WHAT TO PRODUCE
Print these lines again without any changes.

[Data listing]

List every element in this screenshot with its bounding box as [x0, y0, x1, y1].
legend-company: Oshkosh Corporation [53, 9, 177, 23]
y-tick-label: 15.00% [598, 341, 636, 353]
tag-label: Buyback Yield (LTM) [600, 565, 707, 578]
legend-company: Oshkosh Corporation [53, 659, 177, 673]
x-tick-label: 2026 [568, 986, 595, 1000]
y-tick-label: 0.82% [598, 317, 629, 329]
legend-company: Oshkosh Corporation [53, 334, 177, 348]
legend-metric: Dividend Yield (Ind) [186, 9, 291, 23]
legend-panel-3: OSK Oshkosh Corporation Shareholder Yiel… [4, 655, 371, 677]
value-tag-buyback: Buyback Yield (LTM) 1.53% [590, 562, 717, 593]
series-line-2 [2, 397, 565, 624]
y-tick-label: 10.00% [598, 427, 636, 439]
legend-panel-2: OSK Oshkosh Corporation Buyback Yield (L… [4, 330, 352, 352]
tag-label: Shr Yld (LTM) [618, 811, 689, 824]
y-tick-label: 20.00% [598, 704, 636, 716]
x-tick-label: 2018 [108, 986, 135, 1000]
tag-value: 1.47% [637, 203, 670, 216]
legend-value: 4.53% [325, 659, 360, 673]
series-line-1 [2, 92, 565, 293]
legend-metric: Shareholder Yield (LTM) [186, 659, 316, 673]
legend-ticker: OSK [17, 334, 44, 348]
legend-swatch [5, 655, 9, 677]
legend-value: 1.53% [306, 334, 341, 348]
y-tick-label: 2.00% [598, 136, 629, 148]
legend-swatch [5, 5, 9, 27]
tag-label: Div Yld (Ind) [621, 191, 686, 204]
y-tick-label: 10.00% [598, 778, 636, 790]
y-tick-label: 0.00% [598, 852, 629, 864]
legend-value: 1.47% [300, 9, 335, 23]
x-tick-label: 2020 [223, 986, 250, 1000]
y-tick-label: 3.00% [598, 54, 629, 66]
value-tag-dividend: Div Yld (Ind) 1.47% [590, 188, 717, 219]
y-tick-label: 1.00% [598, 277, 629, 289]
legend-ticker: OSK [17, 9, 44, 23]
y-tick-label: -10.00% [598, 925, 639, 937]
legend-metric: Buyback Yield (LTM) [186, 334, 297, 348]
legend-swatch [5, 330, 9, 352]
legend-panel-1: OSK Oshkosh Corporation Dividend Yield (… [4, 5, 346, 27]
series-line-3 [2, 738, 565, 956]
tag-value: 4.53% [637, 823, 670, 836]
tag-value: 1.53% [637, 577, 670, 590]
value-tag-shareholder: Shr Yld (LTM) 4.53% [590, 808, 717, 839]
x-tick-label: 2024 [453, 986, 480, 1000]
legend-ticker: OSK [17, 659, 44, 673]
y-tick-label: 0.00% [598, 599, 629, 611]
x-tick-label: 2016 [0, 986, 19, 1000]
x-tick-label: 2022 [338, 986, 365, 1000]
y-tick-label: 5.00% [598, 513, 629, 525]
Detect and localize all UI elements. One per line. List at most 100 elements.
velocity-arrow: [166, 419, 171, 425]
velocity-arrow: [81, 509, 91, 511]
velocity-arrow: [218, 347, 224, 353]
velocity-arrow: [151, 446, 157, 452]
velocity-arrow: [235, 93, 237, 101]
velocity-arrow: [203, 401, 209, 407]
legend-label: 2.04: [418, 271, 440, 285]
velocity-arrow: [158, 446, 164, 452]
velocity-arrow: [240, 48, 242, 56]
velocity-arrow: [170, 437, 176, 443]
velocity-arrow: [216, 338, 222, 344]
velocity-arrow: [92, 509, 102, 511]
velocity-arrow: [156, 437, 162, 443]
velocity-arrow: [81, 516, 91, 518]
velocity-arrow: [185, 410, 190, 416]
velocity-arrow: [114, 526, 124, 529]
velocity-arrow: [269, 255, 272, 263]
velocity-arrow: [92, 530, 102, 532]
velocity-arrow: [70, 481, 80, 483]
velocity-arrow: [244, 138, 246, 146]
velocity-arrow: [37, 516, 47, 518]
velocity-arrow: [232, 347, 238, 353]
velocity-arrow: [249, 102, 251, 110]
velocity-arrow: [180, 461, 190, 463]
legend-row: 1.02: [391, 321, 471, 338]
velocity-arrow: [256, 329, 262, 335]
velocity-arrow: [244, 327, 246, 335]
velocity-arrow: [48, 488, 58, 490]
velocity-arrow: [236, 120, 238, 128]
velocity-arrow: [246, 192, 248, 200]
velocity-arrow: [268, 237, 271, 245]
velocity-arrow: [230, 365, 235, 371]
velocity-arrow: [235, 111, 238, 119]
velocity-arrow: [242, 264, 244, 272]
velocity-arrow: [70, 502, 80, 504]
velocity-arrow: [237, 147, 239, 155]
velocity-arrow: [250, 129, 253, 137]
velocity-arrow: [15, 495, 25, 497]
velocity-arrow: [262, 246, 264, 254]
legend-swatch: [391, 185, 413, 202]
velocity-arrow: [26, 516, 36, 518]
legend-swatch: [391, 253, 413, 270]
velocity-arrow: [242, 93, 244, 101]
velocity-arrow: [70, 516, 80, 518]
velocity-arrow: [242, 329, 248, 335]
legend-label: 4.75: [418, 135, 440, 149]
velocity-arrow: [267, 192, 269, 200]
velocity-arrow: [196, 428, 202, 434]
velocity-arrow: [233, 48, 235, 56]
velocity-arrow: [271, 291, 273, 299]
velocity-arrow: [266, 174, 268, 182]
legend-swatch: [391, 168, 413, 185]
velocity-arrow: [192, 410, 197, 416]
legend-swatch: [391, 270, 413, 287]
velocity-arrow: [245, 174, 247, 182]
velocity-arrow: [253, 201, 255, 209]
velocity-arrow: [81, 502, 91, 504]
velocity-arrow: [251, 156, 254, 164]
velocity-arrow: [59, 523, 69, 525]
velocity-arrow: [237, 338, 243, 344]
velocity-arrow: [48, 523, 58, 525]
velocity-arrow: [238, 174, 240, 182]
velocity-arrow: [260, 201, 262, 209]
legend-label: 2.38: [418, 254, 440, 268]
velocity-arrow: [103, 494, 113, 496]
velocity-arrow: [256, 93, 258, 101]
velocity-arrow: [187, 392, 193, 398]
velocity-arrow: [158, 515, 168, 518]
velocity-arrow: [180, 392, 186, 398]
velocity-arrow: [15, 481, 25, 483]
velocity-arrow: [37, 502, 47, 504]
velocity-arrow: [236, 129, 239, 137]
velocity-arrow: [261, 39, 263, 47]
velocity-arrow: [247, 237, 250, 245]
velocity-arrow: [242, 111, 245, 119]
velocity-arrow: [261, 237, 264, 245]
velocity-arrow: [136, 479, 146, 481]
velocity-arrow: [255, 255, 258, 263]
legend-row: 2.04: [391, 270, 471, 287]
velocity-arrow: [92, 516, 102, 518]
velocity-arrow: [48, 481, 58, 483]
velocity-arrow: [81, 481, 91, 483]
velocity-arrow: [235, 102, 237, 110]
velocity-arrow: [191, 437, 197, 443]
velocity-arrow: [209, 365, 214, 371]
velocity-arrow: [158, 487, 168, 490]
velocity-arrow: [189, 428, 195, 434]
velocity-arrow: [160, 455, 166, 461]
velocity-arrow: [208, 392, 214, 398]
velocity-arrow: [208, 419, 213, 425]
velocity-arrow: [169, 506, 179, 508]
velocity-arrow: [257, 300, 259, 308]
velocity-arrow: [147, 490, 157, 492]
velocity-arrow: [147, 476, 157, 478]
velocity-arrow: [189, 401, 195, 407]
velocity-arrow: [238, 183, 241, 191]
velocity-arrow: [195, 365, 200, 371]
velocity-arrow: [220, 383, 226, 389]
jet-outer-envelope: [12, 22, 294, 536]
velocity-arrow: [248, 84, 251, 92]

EXPECTED ANSWER
List every element in this screenshot with its bounding box as [x0, y0, x1, y1].
legend-company: Oshkosh Corporation [53, 9, 177, 23]
y-tick-label: 15.00% [598, 341, 636, 353]
tag-label: Buyback Yield (LTM) [600, 565, 707, 578]
legend-company: Oshkosh Corporation [53, 659, 177, 673]
x-tick-label: 2026 [568, 986, 595, 1000]
y-tick-label: 0.82% [598, 317, 629, 329]
legend-company: Oshkosh Corporation [53, 334, 177, 348]
legend-metric: Dividend Yield (Ind) [186, 9, 291, 23]
legend-panel-3: OSK Oshkosh Corporation Shareholder Yiel… [4, 655, 371, 677]
value-tag-buyback: Buyback Yield (LTM) 1.53% [590, 562, 717, 593]
series-line-2 [2, 397, 565, 624]
y-tick-label: 10.00% [598, 427, 636, 439]
legend-panel-2: OSK Oshkosh Corporation Buyback Yield (L… [4, 330, 352, 352]
tag-label: Shr Yld (LTM) [618, 811, 689, 824]
y-tick-label: 20.00% [598, 704, 636, 716]
x-tick-label: 2018 [108, 986, 135, 1000]
tag-value: 1.47% [637, 203, 670, 216]
legend-value: 4.53% [325, 659, 360, 673]
series-line-1 [2, 92, 565, 293]
legend-metric: Shareholder Yield (LTM) [186, 659, 316, 673]
legend-ticker: OSK [17, 334, 44, 348]
legend-swatch [5, 655, 9, 677]
legend-value: 1.53% [306, 334, 341, 348]
y-tick-label: 2.00% [598, 136, 629, 148]
legend-swatch [5, 5, 9, 27]
tag-label: Div Yld (Ind) [621, 191, 686, 204]
y-tick-label: 10.00% [598, 778, 636, 790]
y-tick-label: 0.00% [598, 852, 629, 864]
legend-value: 1.47% [300, 9, 335, 23]
x-tick-label: 2020 [223, 986, 250, 1000]
y-tick-label: 3.00% [598, 54, 629, 66]
value-tag-dividend: Div Yld (Ind) 1.47% [590, 188, 717, 219]
y-tick-label: 1.00% [598, 277, 629, 289]
legend-ticker: OSK [17, 9, 44, 23]
y-tick-label: -10.00% [598, 925, 639, 937]
legend-metric: Buyback Yield (LTM) [186, 334, 297, 348]
legend-swatch [5, 330, 9, 352]
legend-panel-1: OSK Oshkosh Corporation Dividend Yield (… [4, 5, 346, 27]
series-line-3 [2, 738, 565, 956]
tag-value: 4.53% [637, 823, 670, 836]
tag-value: 1.53% [637, 577, 670, 590]
value-tag-shareholder: Shr Yld (LTM) 4.53% [590, 808, 717, 839]
x-tick-label: 2024 [453, 986, 480, 1000]
legend-ticker: OSK [17, 659, 44, 673]
y-tick-label: 0.00% [598, 599, 629, 611]
x-tick-label: 2016 [0, 986, 19, 1000]
x-tick-label: 2022 [338, 986, 365, 1000]
y-tick-label: 5.00% [598, 513, 629, 525]
Detect and localize all UI elements. One per line. List at most 100 elements.
velocity-arrow: [166, 419, 171, 425]
velocity-arrow: [81, 509, 91, 511]
velocity-arrow: [218, 347, 224, 353]
velocity-arrow: [151, 446, 157, 452]
velocity-arrow: [235, 93, 237, 101]
velocity-arrow: [203, 401, 209, 407]
legend-label: 2.04: [418, 271, 440, 285]
velocity-arrow: [158, 446, 164, 452]
velocity-arrow: [240, 48, 242, 56]
velocity-arrow: [170, 437, 176, 443]
velocity-arrow: [216, 338, 222, 344]
velocity-arrow: [92, 509, 102, 511]
velocity-arrow: [156, 437, 162, 443]
velocity-arrow: [81, 516, 91, 518]
velocity-arrow: [185, 410, 190, 416]
velocity-arrow: [114, 526, 124, 529]
velocity-arrow: [269, 255, 272, 263]
velocity-arrow: [92, 530, 102, 532]
velocity-arrow: [70, 481, 80, 483]
velocity-arrow: [244, 138, 246, 146]
velocity-arrow: [37, 516, 47, 518]
velocity-arrow: [232, 347, 238, 353]
velocity-arrow: [249, 102, 251, 110]
velocity-arrow: [180, 461, 190, 463]
legend-row: 1.02: [391, 321, 471, 338]
velocity-arrow: [256, 329, 262, 335]
velocity-arrow: [244, 327, 246, 335]
velocity-arrow: [48, 488, 58, 490]
velocity-arrow: [236, 120, 238, 128]
velocity-arrow: [246, 192, 248, 200]
velocity-arrow: [268, 237, 271, 245]
velocity-arrow: [230, 365, 235, 371]
velocity-arrow: [235, 111, 238, 119]
velocity-arrow: [242, 264, 244, 272]
velocity-arrow: [70, 502, 80, 504]
velocity-arrow: [237, 147, 239, 155]
velocity-arrow: [250, 129, 253, 137]
velocity-arrow: [15, 495, 25, 497]
velocity-arrow: [262, 246, 264, 254]
legend-swatch: [391, 185, 413, 202]
velocity-arrow: [26, 516, 36, 518]
legend-swatch: [391, 253, 413, 270]
velocity-arrow: [242, 93, 244, 101]
velocity-arrow: [70, 516, 80, 518]
velocity-arrow: [242, 329, 248, 335]
legend-label: 4.75: [418, 135, 440, 149]
velocity-arrow: [267, 192, 269, 200]
velocity-arrow: [196, 428, 202, 434]
velocity-arrow: [233, 48, 235, 56]
velocity-arrow: [271, 291, 273, 299]
velocity-arrow: [266, 174, 268, 182]
legend-swatch: [391, 168, 413, 185]
velocity-arrow: [192, 410, 197, 416]
legend-swatch: [391, 270, 413, 287]
velocity-arrow: [245, 174, 247, 182]
velocity-arrow: [253, 201, 255, 209]
velocity-arrow: [81, 502, 91, 504]
velocity-arrow: [251, 156, 254, 164]
velocity-arrow: [59, 523, 69, 525]
velocity-arrow: [237, 338, 243, 344]
velocity-arrow: [48, 523, 58, 525]
velocity-arrow: [238, 174, 240, 182]
velocity-arrow: [260, 201, 262, 209]
legend-label: 2.38: [418, 254, 440, 268]
velocity-arrow: [103, 494, 113, 496]
velocity-arrow: [256, 93, 258, 101]
velocity-arrow: [187, 392, 193, 398]
velocity-arrow: [158, 515, 168, 518]
velocity-arrow: [180, 392, 186, 398]
velocity-arrow: [15, 481, 25, 483]
velocity-arrow: [37, 502, 47, 504]
velocity-arrow: [236, 129, 239, 137]
velocity-arrow: [261, 39, 263, 47]
velocity-arrow: [247, 237, 250, 245]
velocity-arrow: [242, 111, 245, 119]
velocity-arrow: [261, 237, 264, 245]
velocity-arrow: [136, 479, 146, 481]
velocity-arrow: [255, 255, 258, 263]
legend-row: 2.04: [391, 270, 471, 287]
velocity-arrow: [92, 516, 102, 518]
velocity-arrow: [48, 481, 58, 483]
velocity-arrow: [81, 481, 91, 483]
velocity-arrow: [235, 102, 237, 110]
velocity-arrow: [191, 437, 197, 443]
velocity-arrow: [209, 365, 214, 371]
velocity-arrow: [158, 487, 168, 490]
velocity-arrow: [189, 428, 195, 434]
velocity-arrow: [160, 455, 166, 461]
velocity-arrow: [208, 392, 214, 398]
velocity-arrow: [208, 419, 213, 425]
velocity-arrow: [169, 506, 179, 508]
velocity-arrow: [257, 300, 259, 308]
velocity-arrow: [147, 490, 157, 492]
velocity-arrow: [147, 476, 157, 478]
velocity-arrow: [189, 401, 195, 407]
velocity-arrow: [238, 183, 241, 191]
velocity-arrow: [195, 365, 200, 371]
velocity-arrow: [220, 383, 226, 389]
jet-outer-envelope: [12, 22, 294, 536]
velocity-arrow: [248, 84, 251, 92]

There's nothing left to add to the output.